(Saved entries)

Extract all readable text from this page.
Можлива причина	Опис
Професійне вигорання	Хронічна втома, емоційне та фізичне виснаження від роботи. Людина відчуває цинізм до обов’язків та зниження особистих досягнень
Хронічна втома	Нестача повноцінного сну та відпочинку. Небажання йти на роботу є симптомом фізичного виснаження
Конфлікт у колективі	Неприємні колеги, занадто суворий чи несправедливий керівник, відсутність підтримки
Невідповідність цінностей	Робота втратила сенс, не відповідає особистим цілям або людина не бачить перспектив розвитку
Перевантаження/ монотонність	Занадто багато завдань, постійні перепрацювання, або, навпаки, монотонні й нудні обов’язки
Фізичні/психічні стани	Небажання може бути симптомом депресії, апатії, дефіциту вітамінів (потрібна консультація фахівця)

AIM ::
Please output the complete data exactly.

SOLUTION ::
Extract all readable text from this page.
Можлива причина	Опис
Професійне вигорання	Хронічна втома, емоційне та фізичне виснаження від роботи. Людина відчуває цинізм до обов’язків та зниження особистих досягнень
Хронічна втома	Нестача повноцінного сну та відпочинку. Небажання йти на роботу є симптомом фізичного виснаження
Конфлікт у колективі	Неприємні колеги, занадто суворий чи несправедливий керівник, відсутність підтримки
Невідповідність цінностей	Робота втратила сенс, не відповідає особистим цілям або людина не бачить перспектив розвитку
Перевантаження/ монотонність	Занадто багато завдань, постійні перепрацювання, або, навпаки, монотонні й нудні обов’язки
Фізичні/психічні стани	Небажання може бути симптомом депресії, апатії, дефіциту вітамінів (потрібна консультація фахівця)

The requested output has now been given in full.